[PROVIDED MATERIAL]
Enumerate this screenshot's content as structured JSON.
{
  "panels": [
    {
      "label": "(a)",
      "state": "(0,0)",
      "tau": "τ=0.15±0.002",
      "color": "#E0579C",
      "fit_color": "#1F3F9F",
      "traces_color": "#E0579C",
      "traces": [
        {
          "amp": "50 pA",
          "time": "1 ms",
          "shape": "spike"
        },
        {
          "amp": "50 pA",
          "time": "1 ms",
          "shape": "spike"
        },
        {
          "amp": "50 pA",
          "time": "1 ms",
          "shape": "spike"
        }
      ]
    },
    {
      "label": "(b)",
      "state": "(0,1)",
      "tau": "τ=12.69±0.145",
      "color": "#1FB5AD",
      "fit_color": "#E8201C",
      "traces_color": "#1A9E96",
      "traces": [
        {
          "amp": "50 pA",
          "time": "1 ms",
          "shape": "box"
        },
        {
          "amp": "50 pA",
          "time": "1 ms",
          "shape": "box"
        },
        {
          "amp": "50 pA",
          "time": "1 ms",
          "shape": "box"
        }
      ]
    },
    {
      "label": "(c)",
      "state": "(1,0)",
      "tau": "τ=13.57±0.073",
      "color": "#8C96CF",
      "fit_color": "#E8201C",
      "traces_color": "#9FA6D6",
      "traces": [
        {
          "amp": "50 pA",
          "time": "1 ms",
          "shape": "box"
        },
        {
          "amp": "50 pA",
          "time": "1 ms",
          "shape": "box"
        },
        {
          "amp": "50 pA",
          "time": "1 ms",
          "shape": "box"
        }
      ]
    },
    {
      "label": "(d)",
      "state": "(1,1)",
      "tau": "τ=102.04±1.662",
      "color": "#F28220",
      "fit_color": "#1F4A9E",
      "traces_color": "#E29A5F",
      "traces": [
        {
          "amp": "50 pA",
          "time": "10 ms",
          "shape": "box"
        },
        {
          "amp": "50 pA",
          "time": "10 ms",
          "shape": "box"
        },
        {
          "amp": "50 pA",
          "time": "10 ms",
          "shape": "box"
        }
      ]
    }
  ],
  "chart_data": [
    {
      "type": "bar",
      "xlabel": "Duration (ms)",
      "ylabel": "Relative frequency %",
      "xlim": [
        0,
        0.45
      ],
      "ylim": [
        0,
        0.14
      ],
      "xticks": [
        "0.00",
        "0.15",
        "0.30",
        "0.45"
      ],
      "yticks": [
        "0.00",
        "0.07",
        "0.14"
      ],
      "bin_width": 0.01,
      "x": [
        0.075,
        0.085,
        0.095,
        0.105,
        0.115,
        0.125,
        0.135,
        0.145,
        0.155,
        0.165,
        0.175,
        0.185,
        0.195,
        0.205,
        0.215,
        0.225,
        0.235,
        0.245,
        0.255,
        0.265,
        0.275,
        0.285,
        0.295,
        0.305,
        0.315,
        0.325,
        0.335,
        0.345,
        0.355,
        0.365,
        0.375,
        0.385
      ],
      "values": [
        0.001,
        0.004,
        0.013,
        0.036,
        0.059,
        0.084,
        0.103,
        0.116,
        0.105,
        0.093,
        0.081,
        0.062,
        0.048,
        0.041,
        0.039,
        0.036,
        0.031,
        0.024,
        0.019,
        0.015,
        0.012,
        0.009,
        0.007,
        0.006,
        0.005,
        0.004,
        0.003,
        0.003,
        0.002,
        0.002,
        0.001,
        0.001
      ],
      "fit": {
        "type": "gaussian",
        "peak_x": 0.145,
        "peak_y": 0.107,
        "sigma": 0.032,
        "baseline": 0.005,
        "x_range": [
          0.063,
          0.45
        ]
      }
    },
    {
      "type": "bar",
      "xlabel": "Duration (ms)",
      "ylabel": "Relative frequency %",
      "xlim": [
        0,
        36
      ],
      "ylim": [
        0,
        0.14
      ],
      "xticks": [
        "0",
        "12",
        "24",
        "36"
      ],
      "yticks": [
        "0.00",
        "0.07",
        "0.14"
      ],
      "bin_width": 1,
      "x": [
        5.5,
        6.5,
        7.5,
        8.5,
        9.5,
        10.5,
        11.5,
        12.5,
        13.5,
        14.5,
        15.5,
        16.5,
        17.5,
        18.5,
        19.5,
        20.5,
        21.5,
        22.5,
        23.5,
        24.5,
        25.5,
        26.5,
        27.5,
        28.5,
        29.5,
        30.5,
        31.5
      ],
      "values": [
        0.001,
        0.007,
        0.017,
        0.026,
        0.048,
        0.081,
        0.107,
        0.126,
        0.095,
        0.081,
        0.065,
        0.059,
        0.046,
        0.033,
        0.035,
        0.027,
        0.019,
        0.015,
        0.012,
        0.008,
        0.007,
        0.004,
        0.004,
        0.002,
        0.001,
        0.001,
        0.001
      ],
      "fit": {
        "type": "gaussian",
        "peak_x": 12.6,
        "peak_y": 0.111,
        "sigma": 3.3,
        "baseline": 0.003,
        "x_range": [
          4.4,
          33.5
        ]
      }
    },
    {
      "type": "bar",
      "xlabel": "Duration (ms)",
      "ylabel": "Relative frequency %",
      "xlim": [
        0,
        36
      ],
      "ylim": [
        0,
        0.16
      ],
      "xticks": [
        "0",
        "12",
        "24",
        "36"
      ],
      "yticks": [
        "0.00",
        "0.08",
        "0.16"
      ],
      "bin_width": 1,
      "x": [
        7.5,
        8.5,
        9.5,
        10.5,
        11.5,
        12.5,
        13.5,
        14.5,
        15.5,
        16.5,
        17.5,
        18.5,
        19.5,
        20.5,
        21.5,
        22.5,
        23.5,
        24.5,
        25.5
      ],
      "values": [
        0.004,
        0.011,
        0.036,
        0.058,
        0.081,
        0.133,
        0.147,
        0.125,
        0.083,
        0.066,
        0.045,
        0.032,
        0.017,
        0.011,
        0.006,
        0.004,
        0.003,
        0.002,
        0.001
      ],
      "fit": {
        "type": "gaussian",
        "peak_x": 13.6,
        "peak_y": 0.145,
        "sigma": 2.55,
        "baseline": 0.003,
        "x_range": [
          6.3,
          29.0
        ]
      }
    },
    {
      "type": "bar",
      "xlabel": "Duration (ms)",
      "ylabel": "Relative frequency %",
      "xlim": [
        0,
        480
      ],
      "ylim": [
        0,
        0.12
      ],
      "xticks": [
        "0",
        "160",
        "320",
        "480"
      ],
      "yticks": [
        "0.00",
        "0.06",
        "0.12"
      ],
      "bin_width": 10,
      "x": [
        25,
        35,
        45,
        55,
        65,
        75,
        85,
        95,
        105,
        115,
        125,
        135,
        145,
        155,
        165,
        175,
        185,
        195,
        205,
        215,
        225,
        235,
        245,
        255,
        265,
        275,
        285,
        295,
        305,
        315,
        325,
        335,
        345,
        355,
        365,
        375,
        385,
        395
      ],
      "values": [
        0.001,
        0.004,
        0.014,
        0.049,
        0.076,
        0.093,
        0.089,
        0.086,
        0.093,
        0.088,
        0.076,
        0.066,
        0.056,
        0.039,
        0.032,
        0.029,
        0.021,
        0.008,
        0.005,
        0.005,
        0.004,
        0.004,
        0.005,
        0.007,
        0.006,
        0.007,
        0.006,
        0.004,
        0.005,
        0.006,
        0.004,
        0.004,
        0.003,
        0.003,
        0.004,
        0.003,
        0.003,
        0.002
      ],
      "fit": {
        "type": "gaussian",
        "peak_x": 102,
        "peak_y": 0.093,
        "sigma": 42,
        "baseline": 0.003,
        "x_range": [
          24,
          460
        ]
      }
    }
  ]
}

[WRITTEN PROBLEM]
From the listing above, extract every line exactly as it stands.

[ANSWER TO THE PROBLEM]
Enumerate this screenshot's content as structured JSON.
{
  "panels": [
    {
      "label": "(a)",
      "state": "(0,0)",
      "tau": "τ=0.15±0.002",
      "color": "#E0579C",
      "fit_color": "#1F3F9F",
      "traces_color": "#E0579C",
      "traces": [
        {
          "amp": "50 pA",
          "time": "1 ms",
          "shape": "spike"
        },
        {
          "amp": "50 pA",
          "time": "1 ms",
          "shape": "spike"
        },
        {
          "amp": "50 pA",
          "time": "1 ms",
          "shape": "spike"
        }
      ]
    },
    {
      "label": "(b)",
      "state": "(0,1)",
      "tau": "τ=12.69±0.145",
      "color": "#1FB5AD",
      "fit_color": "#E8201C",
      "traces_color": "#1A9E96",
      "traces": [
        {
          "amp": "50 pA",
          "time": "1 ms",
          "shape": "box"
        },
        {
          "amp": "50 pA",
          "time": "1 ms",
          "shape": "box"
        },
        {
          "amp": "50 pA",
          "time": "1 ms",
          "shape": "box"
        }
      ]
    },
    {
      "label": "(c)",
      "state": "(1,0)",
      "tau": "τ=13.57±0.073",
      "color": "#8C96CF",
      "fit_color": "#E8201C",
      "traces_color": "#9FA6D6",
      "traces": [
        {
          "amp": "50 pA",
          "time": "1 ms",
          "shape": "box"
        },
        {
          "amp": "50 pA",
          "time": "1 ms",
          "shape": "box"
        },
        {
          "amp": "50 pA",
          "time": "1 ms",
          "shape": "box"
        }
      ]
    },
    {
      "label": "(d)",
      "state": "(1,1)",
      "tau": "τ=102.04±1.662",
      "color": "#F28220",
      "fit_color": "#1F4A9E",
      "traces_color": "#E29A5F",
      "traces": [
        {
          "amp": "50 pA",
          "time": "10 ms",
          "shape": "box"
        },
        {
          "amp": "50 pA",
          "time": "10 ms",
          "shape": "box"
        },
        {
          "amp": "50 pA",
          "time": "10 ms",
          "shape": "box"
        }
      ]
    }
  ],
  "chart_data": [
    {
      "type": "bar",
      "xlabel": "Duration (ms)",
      "ylabel": "Relative frequency %",
      "xlim": [
        0,
        0.45
      ],
      "ylim": [
        0,
        0.14
      ],
      "xticks": [
        "0.00",
        "0.15",
        "0.30",
        "0.45"
      ],
      "yticks": [
        "0.00",
        "0.07",
        "0.14"
      ],
      "bin_width": 0.01,
      "x": [
        0.075,
        0.085,
        0.095,
        0.105,
        0.115,
        0.125,
        0.135,
        0.145,
        0.155,
        0.165,
        0.175,
        0.185,
        0.195,
        0.205,
        0.215,
        0.225,
        0.235,
        0.245,
        0.255,
        0.265,
        0.275,
        0.285,
        0.295,
        0.305,
        0.315,
        0.325,
        0.335,
        0.345,
        0.355,
        0.365,
        0.375,
        0.385
      ],
      "values": [
        0.001,
        0.004,
        0.013,
        0.036,
        0.059,
        0.084,
        0.103,
        0.116,
        0.105,
        0.093,
        0.081,
        0.062,
        0.048,
        0.041,
        0.039,
        0.036,
        0.031,
        0.024,
        0.019,
        0.015,
        0.012,
        0.009,
        0.007,
        0.006,
        0.005,
        0.004,
        0.003,
        0.003,
        0.002,
        0.002,
        0.001,
        0.001
      ],
      "fit": {
        "type": "gaussian",
        "peak_x": 0.145,
        "peak_y": 0.107,
        "sigma": 0.032,
        "baseline": 0.005,
        "x_range": [
          0.063,
          0.45
        ]
      }
    },
    {
      "type": "bar",
      "xlabel": "Duration (ms)",
      "ylabel": "Relative frequency %",
      "xlim": [
        0,
        36
      ],
      "ylim": [
        0,
        0.14
      ],
      "xticks": [
        "0",
        "12",
        "24",
        "36"
      ],
      "yticks": [
        "0.00",
        "0.07",
        "0.14"
      ],
      "bin_width": 1,
      "x": [
        5.5,
        6.5,
        7.5,
        8.5,
        9.5,
        10.5,
        11.5,
        12.5,
        13.5,
        14.5,
        15.5,
        16.5,
        17.5,
        18.5,
        19.5,
        20.5,
        21.5,
        22.5,
        23.5,
        24.5,
        25.5,
        26.5,
        27.5,
        28.5,
        29.5,
        30.5,
        31.5
      ],
      "values": [
        0.001,
        0.007,
        0.017,
        0.026,
        0.048,
        0.081,
        0.107,
        0.126,
        0.095,
        0.081,
        0.065,
        0.059,
        0.046,
        0.033,
        0.035,
        0.027,
        0.019,
        0.015,
        0.012,
        0.008,
        0.007,
        0.004,
        0.004,
        0.002,
        0.001,
        0.001,
        0.001
      ],
      "fit": {
        "type": "gaussian",
        "peak_x": 12.6,
        "peak_y": 0.111,
        "sigma": 3.3,
        "baseline": 0.003,
        "x_range": [
          4.4,
          33.5
        ]
      }
    },
    {
      "type": "bar",
      "xlabel": "Duration (ms)",
      "ylabel": "Relative frequency %",
      "xlim": [
        0,
        36
      ],
      "ylim": [
        0,
        0.16
      ],
      "xticks": [
        "0",
        "12",
        "24",
        "36"
      ],
      "yticks": [
        "0.00",
        "0.08",
        "0.16"
      ],
      "bin_width": 1,
      "x": [
        7.5,
        8.5,
        9.5,
        10.5,
        11.5,
        12.5,
        13.5,
        14.5,
        15.5,
        16.5,
        17.5,
        18.5,
        19.5,
        20.5,
        21.5,
        22.5,
        23.5,
        24.5,
        25.5
      ],
      "values": [
        0.004,
        0.011,
        0.036,
        0.058,
        0.081,
        0.133,
        0.147,
        0.125,
        0.083,
        0.066,
        0.045,
        0.032,
        0.017,
        0.011,
        0.006,
        0.004,
        0.003,
        0.002,
        0.001
      ],
      "fit": {
        "type": "gaussian",
        "peak_x": 13.6,
        "peak_y": 0.145,
        "sigma": 2.55,
        "baseline": 0.003,
        "x_range": [
          6.3,
          29.0
        ]
      }
    },
    {
      "type": "bar",
      "xlabel": "Duration (ms)",
      "ylabel": "Relative frequency %",
      "xlim": [
        0,
        480
      ],
      "ylim": [
        0,
        0.12
      ],
      "xticks": [
        "0",
        "160",
        "320",
        "480"
      ],
      "yticks": [
        "0.00",
        "0.06",
        "0.12"
      ],
      "bin_width": 10,
      "x": [
        25,
        35,
        45,
        55,
        65,
        75,
        85,
        95,
        105,
        115,
        125,
        135,
        145,
        155,
        165,
        175,
        185,
        195,
        205,
        215,
        225,
        235,
        245,
        255,
        265,
        275,
        285,
        295,
        305,
        315,
        325,
        335,
        345,
        355,
        365,
        375,
        385,
        395
      ],
      "values": [
        0.001,
        0.004,
        0.014,
        0.049,
        0.076,
        0.093,
        0.089,
        0.086,
        0.093,
        0.088,
        0.076,
        0.066,
        0.056,
        0.039,
        0.032,
        0.029,
        0.021,
        0.008,
        0.005,
        0.005,
        0.004,
        0.004,
        0.005,
        0.007,
        0.006,
        0.007,
        0.006,
        0.004,
        0.005,
        0.006,
        0.004,
        0.004,
        0.003,
        0.003,
        0.004,
        0.003,
        0.003,
        0.002
      ],
      "fit": {
        "type": "gaussian",
        "peak_x": 102,
        "peak_y": 0.093,
        "sigma": 42,
        "baseline": 0.003,
        "x_range": [
          24,
          460
        ]
      }
    }
  ]
}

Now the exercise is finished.